Record list:
______

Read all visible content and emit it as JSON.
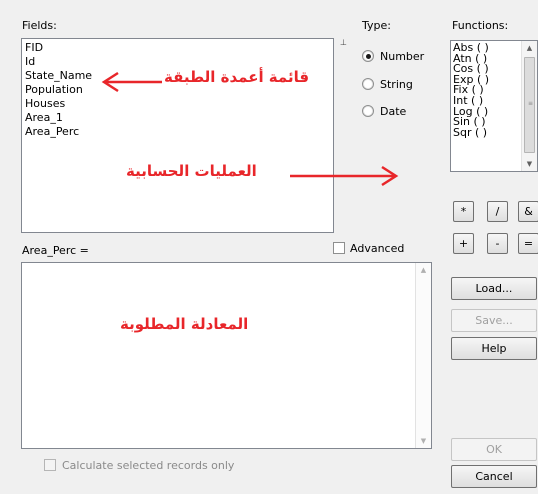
{
  "fields_panel": {
    "label": "Fields:",
    "items": [
      "FID",
      "Id",
      "State_Name",
      "Population",
      "Houses",
      "Area_1",
      "Area_Perc"
    ]
  },
  "type_panel": {
    "label": "Type:",
    "options": [
      {
        "label": "Number",
        "selected": true
      },
      {
        "label": "String",
        "selected": false
      },
      {
        "label": "Date",
        "selected": false
      }
    ]
  },
  "functions_panel": {
    "label": "Functions:",
    "items": [
      "Abs ( )",
      "Atn ( )",
      "Cos ( )",
      "Exp ( )",
      "Fix ( )",
      "Int ( )",
      "Log ( )",
      "Sin ( )",
      "Sqr ( )"
    ]
  },
  "operators": {
    "row1": [
      "*",
      "/",
      "&"
    ],
    "row2": [
      "+",
      "-",
      "="
    ]
  },
  "expression": {
    "label": "Area_Perc =",
    "value": ""
  },
  "advanced": {
    "label": "Advanced",
    "checked": false
  },
  "buttons": {
    "load": "Load...",
    "save": "Save...",
    "help": "Help",
    "ok": "OK",
    "cancel": "Cancel"
  },
  "calculate_selected": {
    "label": "Calculate selected records only",
    "checked": false,
    "enabled": false
  },
  "annotations": {
    "fields_list": "قائمة أعمدة الطبقة",
    "operations": "العمليات الحسابية",
    "equation": "المعادلة المطلوبة"
  },
  "colors": {
    "annotation": "#e8262a",
    "dialog_bg": "#f0f0f0"
  }
}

______

The problem: In the records above, find each line that holds the word "false"; copy all such lines.

The completed task:
        "selected": false
        "selected": false
    "checked": false
    "checked": false,
    "enabled": false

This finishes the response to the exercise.